Data entries for graphics:

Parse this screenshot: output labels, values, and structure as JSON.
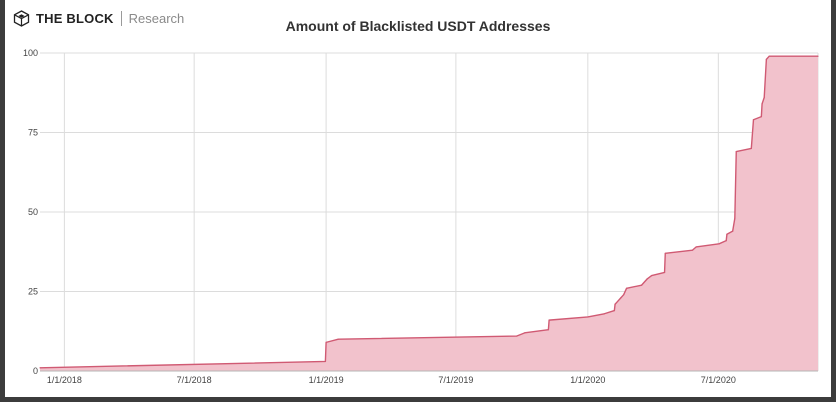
{
  "brand": {
    "name": "THE BLOCK",
    "subtitle": "Research"
  },
  "chart_data": {
    "type": "area",
    "title": "Amount of Blacklisted USDT Addresses",
    "xlabel": "",
    "ylabel": "",
    "x_range": [
      "2017-11-28",
      "2020-11-17"
    ],
    "ylim": [
      0,
      100
    ],
    "y_ticks": [
      0,
      25,
      50,
      75,
      100
    ],
    "x_ticks": [
      {
        "date": "2018-01-01",
        "label": "1/1/2018"
      },
      {
        "date": "2018-07-01",
        "label": "7/1/2018"
      },
      {
        "date": "2019-01-01",
        "label": "1/1/2019"
      },
      {
        "date": "2019-07-01",
        "label": "7/1/2019"
      },
      {
        "date": "2020-01-01",
        "label": "1/1/2020"
      },
      {
        "date": "2020-07-01",
        "label": "7/1/2020"
      }
    ],
    "grid": true,
    "colors": {
      "line": "#d05a73",
      "fill": "#f2c2cc",
      "grid": "#dcdcdc"
    },
    "series": [
      {
        "points": [
          {
            "x": "2017-11-28",
            "y": 1
          },
          {
            "x": "2018-12-31",
            "y": 3
          },
          {
            "x": "2019-01-01",
            "y": 9
          },
          {
            "x": "2019-01-18",
            "y": 10
          },
          {
            "x": "2019-09-24",
            "y": 11
          },
          {
            "x": "2019-10-05",
            "y": 12
          },
          {
            "x": "2019-11-07",
            "y": 13
          },
          {
            "x": "2019-11-08",
            "y": 16
          },
          {
            "x": "2020-01-01",
            "y": 17
          },
          {
            "x": "2020-01-24",
            "y": 18
          },
          {
            "x": "2020-02-07",
            "y": 19
          },
          {
            "x": "2020-02-08",
            "y": 21
          },
          {
            "x": "2020-02-12",
            "y": 22
          },
          {
            "x": "2020-02-16",
            "y": 23
          },
          {
            "x": "2020-02-20",
            "y": 24
          },
          {
            "x": "2020-02-24",
            "y": 26
          },
          {
            "x": "2020-03-16",
            "y": 27
          },
          {
            "x": "2020-03-24",
            "y": 29
          },
          {
            "x": "2020-03-30",
            "y": 30
          },
          {
            "x": "2020-04-17",
            "y": 31
          },
          {
            "x": "2020-04-18",
            "y": 37
          },
          {
            "x": "2020-05-26",
            "y": 38
          },
          {
            "x": "2020-05-31",
            "y": 39
          },
          {
            "x": "2020-07-02",
            "y": 40
          },
          {
            "x": "2020-07-12",
            "y": 41
          },
          {
            "x": "2020-07-13",
            "y": 43
          },
          {
            "x": "2020-07-21",
            "y": 44
          },
          {
            "x": "2020-07-24",
            "y": 48
          },
          {
            "x": "2020-07-26",
            "y": 69
          },
          {
            "x": "2020-08-16",
            "y": 70
          },
          {
            "x": "2020-08-19",
            "y": 79
          },
          {
            "x": "2020-08-30",
            "y": 80
          },
          {
            "x": "2020-08-31",
            "y": 84
          },
          {
            "x": "2020-09-03",
            "y": 86
          },
          {
            "x": "2020-09-06",
            "y": 98
          },
          {
            "x": "2020-09-10",
            "y": 99
          },
          {
            "x": "2020-11-17",
            "y": 99
          }
        ]
      }
    ]
  }
}
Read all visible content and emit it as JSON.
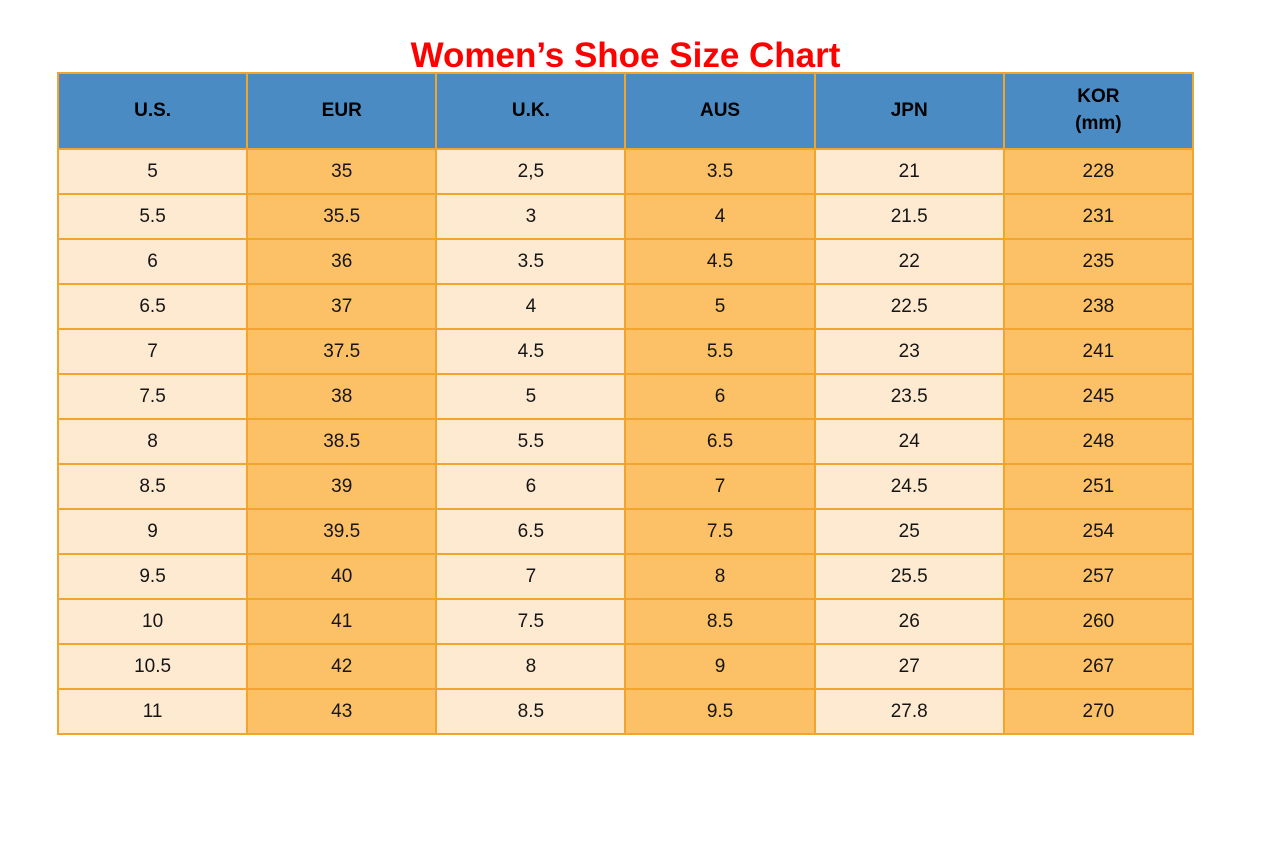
{
  "page": {
    "title": "Women’s Shoe Size Chart"
  },
  "colors": {
    "title": "#ff0000",
    "header_background": "#4a8bc4",
    "column_light": "#fdead1",
    "column_orange": "#fcc066",
    "grid_border": "#f1a52f",
    "header_text": "#000000",
    "cell_text": "#151515"
  },
  "table": {
    "headers": [
      "U.S.",
      "EUR",
      "U.K.",
      "AUS",
      "JPN",
      "KOR\n(mm)"
    ],
    "column_style": [
      "light",
      "orange",
      "light",
      "orange",
      "light",
      "orange"
    ],
    "rows": [
      [
        "5",
        "35",
        "2,5",
        "3.5",
        "21",
        "228"
      ],
      [
        "5.5",
        "35.5",
        "3",
        "4",
        "21.5",
        "231"
      ],
      [
        "6",
        "36",
        "3.5",
        "4.5",
        "22",
        "235"
      ],
      [
        "6.5",
        "37",
        "4",
        "5",
        "22.5",
        "238"
      ],
      [
        "7",
        "37.5",
        "4.5",
        "5.5",
        "23",
        "241"
      ],
      [
        "7.5",
        "38",
        "5",
        "6",
        "23.5",
        "245"
      ],
      [
        "8",
        "38.5",
        "5.5",
        "6.5",
        "24",
        "248"
      ],
      [
        "8.5",
        "39",
        "6",
        "7",
        "24.5",
        "251"
      ],
      [
        "9",
        "39.5",
        "6.5",
        "7.5",
        "25",
        "254"
      ],
      [
        "9.5",
        "40",
        "7",
        "8",
        "25.5",
        "257"
      ],
      [
        "10",
        "41",
        "7.5",
        "8.5",
        "26",
        "260"
      ],
      [
        "10.5",
        "42",
        "8",
        "9",
        "27",
        "267"
      ],
      [
        "11",
        "43",
        "8.5",
        "9.5",
        "27.8",
        "270"
      ]
    ]
  }
}
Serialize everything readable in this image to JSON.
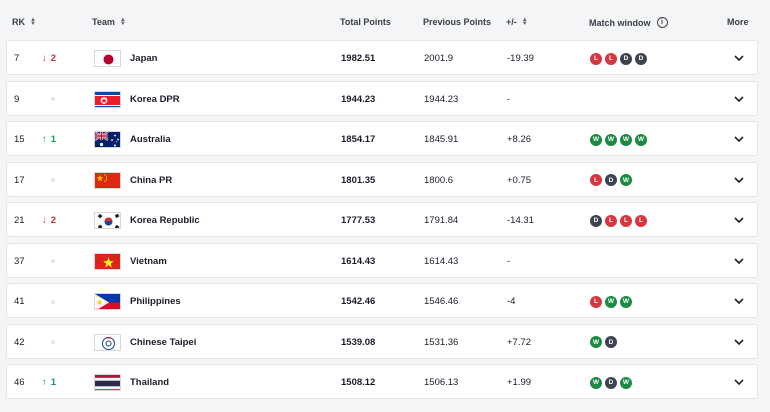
{
  "header": {
    "rk": "RK",
    "team": "Team",
    "total": "Total Points",
    "previous": "Previous Points",
    "plusminus": "+/-",
    "window": "Match window",
    "more": "More"
  },
  "colors": {
    "L": "#d7373f",
    "D": "#3e4351",
    "W": "#1c8a43"
  },
  "rows": [
    {
      "rank": "7",
      "move": "2",
      "dir": "down",
      "team": "Japan",
      "flag": "japan",
      "total": "1982.51",
      "previous": "2001.9",
      "diff": "-19.39",
      "results": [
        "L",
        "L",
        "D",
        "D"
      ]
    },
    {
      "rank": "9",
      "move": "",
      "dir": "none",
      "team": "Korea DPR",
      "flag": "korea-dpr",
      "total": "1944.23",
      "previous": "1944.23",
      "diff": "-",
      "results": []
    },
    {
      "rank": "15",
      "move": "1",
      "dir": "up",
      "team": "Australia",
      "flag": "australia",
      "total": "1854.17",
      "previous": "1845.91",
      "diff": "+8.26",
      "results": [
        "W",
        "W",
        "W",
        "W"
      ]
    },
    {
      "rank": "17",
      "move": "",
      "dir": "none",
      "team": "China PR",
      "flag": "china",
      "total": "1801.35",
      "previous": "1800.6",
      "diff": "+0.75",
      "results": [
        "L",
        "D",
        "W"
      ]
    },
    {
      "rank": "21",
      "move": "2",
      "dir": "down",
      "team": "Korea Republic",
      "flag": "korea-republic",
      "total": "1777.53",
      "previous": "1791.84",
      "diff": "-14.31",
      "results": [
        "D",
        "L",
        "L",
        "L"
      ]
    },
    {
      "rank": "37",
      "move": "",
      "dir": "none",
      "team": "Vietnam",
      "flag": "vietnam",
      "total": "1614.43",
      "previous": "1614.43",
      "diff": "-",
      "results": []
    },
    {
      "rank": "41",
      "move": "",
      "dir": "none",
      "team": "Philippines",
      "flag": "philippines",
      "total": "1542.46",
      "previous": "1546.46",
      "diff": "-4",
      "results": [
        "L",
        "W",
        "W"
      ]
    },
    {
      "rank": "42",
      "move": "",
      "dir": "none",
      "team": "Chinese Taipei",
      "flag": "chinese-taipei",
      "total": "1539.08",
      "previous": "1531.36",
      "diff": "+7.72",
      "results": [
        "W",
        "D"
      ]
    },
    {
      "rank": "46",
      "move": "1",
      "dir": "up",
      "team": "Thailand",
      "flag": "thailand",
      "total": "1508.12",
      "previous": "1506.13",
      "diff": "+1.99",
      "results": [
        "W",
        "D",
        "W"
      ]
    }
  ]
}
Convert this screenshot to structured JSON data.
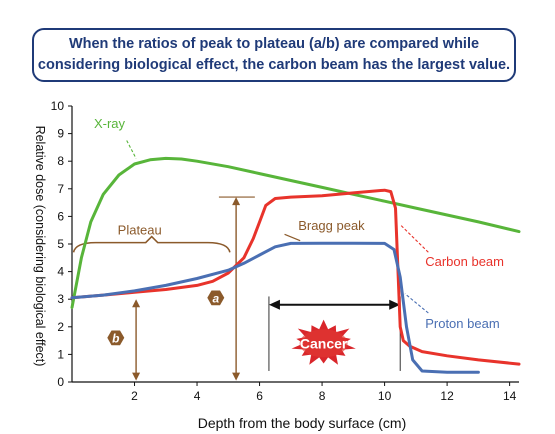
{
  "caption": {
    "line1": "When the ratios of peak to plateau (a/b) are compared while",
    "line2": "considering biological effect, the carbon beam has the largest value."
  },
  "colors": {
    "xray": "#58b53a",
    "carbon": "#e8332b",
    "proton": "#4a6fb3",
    "annotation": "#8b5a2b",
    "caption": "#1f3a78",
    "cancer": "#d9262b"
  },
  "chart_data": {
    "type": "line",
    "xlabel": "Depth from the body surface (cm)",
    "ylabel": "Relative dose (considering biological effect)",
    "xlim": [
      0,
      14.3
    ],
    "ylim": [
      0,
      10
    ],
    "xticks": [
      2,
      4,
      6,
      8,
      10,
      12,
      14
    ],
    "yticks": [
      0,
      1,
      2,
      3,
      4,
      5,
      6,
      7,
      8,
      9,
      10
    ],
    "grid": false,
    "series": [
      {
        "name": "X-ray",
        "key": "xray",
        "x": [
          0,
          0.3,
          0.6,
          1.0,
          1.5,
          2.0,
          2.5,
          3.0,
          3.5,
          4.0,
          5.0,
          6.0,
          7.0,
          8.0,
          9.0,
          10.0,
          11.0,
          12.0,
          13.0,
          14.3
        ],
        "y": [
          2.7,
          4.5,
          5.8,
          6.8,
          7.5,
          7.9,
          8.05,
          8.1,
          8.08,
          8.0,
          7.8,
          7.55,
          7.3,
          7.05,
          6.8,
          6.55,
          6.3,
          6.05,
          5.8,
          5.45
        ]
      },
      {
        "name": "Carbon beam",
        "key": "carbon",
        "x": [
          0,
          1,
          2,
          3,
          4,
          4.5,
          5.0,
          5.5,
          5.8,
          6.0,
          6.2,
          6.5,
          7.0,
          8.0,
          9.0,
          10.0,
          10.2,
          10.35,
          10.5,
          10.6,
          10.8,
          11.2,
          12,
          13,
          14.3
        ],
        "y": [
          3.05,
          3.15,
          3.25,
          3.35,
          3.5,
          3.65,
          3.95,
          4.5,
          5.2,
          5.8,
          6.4,
          6.65,
          6.7,
          6.75,
          6.85,
          6.95,
          6.9,
          6.3,
          2.0,
          1.5,
          1.3,
          1.1,
          0.95,
          0.8,
          0.65
        ]
      },
      {
        "name": "Proton beam",
        "key": "proton",
        "x": [
          0,
          1,
          2,
          3,
          4,
          5.0,
          5.5,
          6.0,
          6.5,
          7.0,
          8.0,
          9.0,
          10.0,
          10.3,
          10.5,
          10.7,
          10.9,
          11.2,
          12,
          13
        ],
        "y": [
          3.05,
          3.15,
          3.3,
          3.5,
          3.75,
          4.05,
          4.3,
          4.6,
          4.9,
          5.02,
          5.03,
          5.03,
          5.02,
          4.8,
          3.8,
          2.0,
          0.8,
          0.4,
          0.35,
          0.35
        ]
      }
    ],
    "annotations": {
      "plateau": "Plateau",
      "bragg_peak": "Bragg peak",
      "a": "a",
      "b": "b",
      "cancer": "Cancer"
    }
  }
}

TASK: In the records above, locate every line with the string "biological" and copy it.

COMPLETE ANSWER:
    "line2": "considering biological effect, the carbon beam has the largest value."
    "ylabel": "Relative dose (considering biological effect)",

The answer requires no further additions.